Exercise brief
Could you write out every entry exactly as it stands?

Excerpts from a figure dataset
** START **

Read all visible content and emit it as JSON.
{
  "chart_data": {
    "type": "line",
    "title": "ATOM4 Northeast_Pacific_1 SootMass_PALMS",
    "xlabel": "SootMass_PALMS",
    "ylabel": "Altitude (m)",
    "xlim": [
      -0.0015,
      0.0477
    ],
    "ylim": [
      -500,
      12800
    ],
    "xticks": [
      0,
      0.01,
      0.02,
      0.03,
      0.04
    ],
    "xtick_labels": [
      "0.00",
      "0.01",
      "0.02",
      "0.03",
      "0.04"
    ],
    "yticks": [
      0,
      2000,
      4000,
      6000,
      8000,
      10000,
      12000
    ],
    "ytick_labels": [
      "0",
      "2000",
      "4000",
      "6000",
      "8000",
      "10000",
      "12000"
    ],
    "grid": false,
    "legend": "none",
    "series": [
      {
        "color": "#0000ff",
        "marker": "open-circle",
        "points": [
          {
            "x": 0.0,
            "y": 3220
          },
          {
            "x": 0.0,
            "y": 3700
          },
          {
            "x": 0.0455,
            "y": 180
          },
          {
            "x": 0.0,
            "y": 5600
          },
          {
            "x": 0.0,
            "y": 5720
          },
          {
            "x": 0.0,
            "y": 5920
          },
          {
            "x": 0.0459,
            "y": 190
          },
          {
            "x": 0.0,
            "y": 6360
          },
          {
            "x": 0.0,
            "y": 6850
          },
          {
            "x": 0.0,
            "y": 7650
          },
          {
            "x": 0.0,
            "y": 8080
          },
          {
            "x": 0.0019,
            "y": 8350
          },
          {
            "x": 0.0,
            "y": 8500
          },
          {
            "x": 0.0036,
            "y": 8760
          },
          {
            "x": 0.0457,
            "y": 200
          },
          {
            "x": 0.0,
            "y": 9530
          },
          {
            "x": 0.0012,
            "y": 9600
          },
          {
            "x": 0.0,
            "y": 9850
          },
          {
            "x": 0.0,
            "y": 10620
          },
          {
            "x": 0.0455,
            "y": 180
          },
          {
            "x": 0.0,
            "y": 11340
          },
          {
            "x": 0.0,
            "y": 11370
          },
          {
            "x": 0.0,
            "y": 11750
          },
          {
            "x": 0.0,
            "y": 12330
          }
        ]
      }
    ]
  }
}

** END **

Output below
Read all visible content and emit it as JSON.
{
  "chart_data": {
    "type": "line",
    "title": "ATOM4 Northeast_Pacific_1 SootMass_PALMS",
    "xlabel": "SootMass_PALMS",
    "ylabel": "Altitude (m)",
    "xlim": [
      -0.0015,
      0.0477
    ],
    "ylim": [
      -500,
      12800
    ],
    "xticks": [
      0,
      0.01,
      0.02,
      0.03,
      0.04
    ],
    "xtick_labels": [
      "0.00",
      "0.01",
      "0.02",
      "0.03",
      "0.04"
    ],
    "yticks": [
      0,
      2000,
      4000,
      6000,
      8000,
      10000,
      12000
    ],
    "ytick_labels": [
      "0",
      "2000",
      "4000",
      "6000",
      "8000",
      "10000",
      "12000"
    ],
    "grid": false,
    "legend": "none",
    "series": [
      {
        "color": "#0000ff",
        "marker": "open-circle",
        "points": [
          {
            "x": 0.0,
            "y": 3220
          },
          {
            "x": 0.0,
            "y": 3700
          },
          {
            "x": 0.0455,
            "y": 180
          },
          {
            "x": 0.0,
            "y": 5600
          },
          {
            "x": 0.0,
            "y": 5720
          },
          {
            "x": 0.0,
            "y": 5920
          },
          {
            "x": 0.0459,
            "y": 190
          },
          {
            "x": 0.0,
            "y": 6360
          },
          {
            "x": 0.0,
            "y": 6850
          },
          {
            "x": 0.0,
            "y": 7650
          },
          {
            "x": 0.0,
            "y": 8080
          },
          {
            "x": 0.0019,
            "y": 8350
          },
          {
            "x": 0.0,
            "y": 8500
          },
          {
            "x": 0.0036,
            "y": 8760
          },
          {
            "x": 0.0457,
            "y": 200
          },
          {
            "x": 0.0,
            "y": 9530
          },
          {
            "x": 0.0012,
            "y": 9600
          },
          {
            "x": 0.0,
            "y": 9850
          },
          {
            "x": 0.0,
            "y": 10620
          },
          {
            "x": 0.0455,
            "y": 180
          },
          {
            "x": 0.0,
            "y": 11340
          },
          {
            "x": 0.0,
            "y": 11370
          },
          {
            "x": 0.0,
            "y": 11750
          },
          {
            "x": 0.0,
            "y": 12330
          }
        ]
      }
    ]
  }
}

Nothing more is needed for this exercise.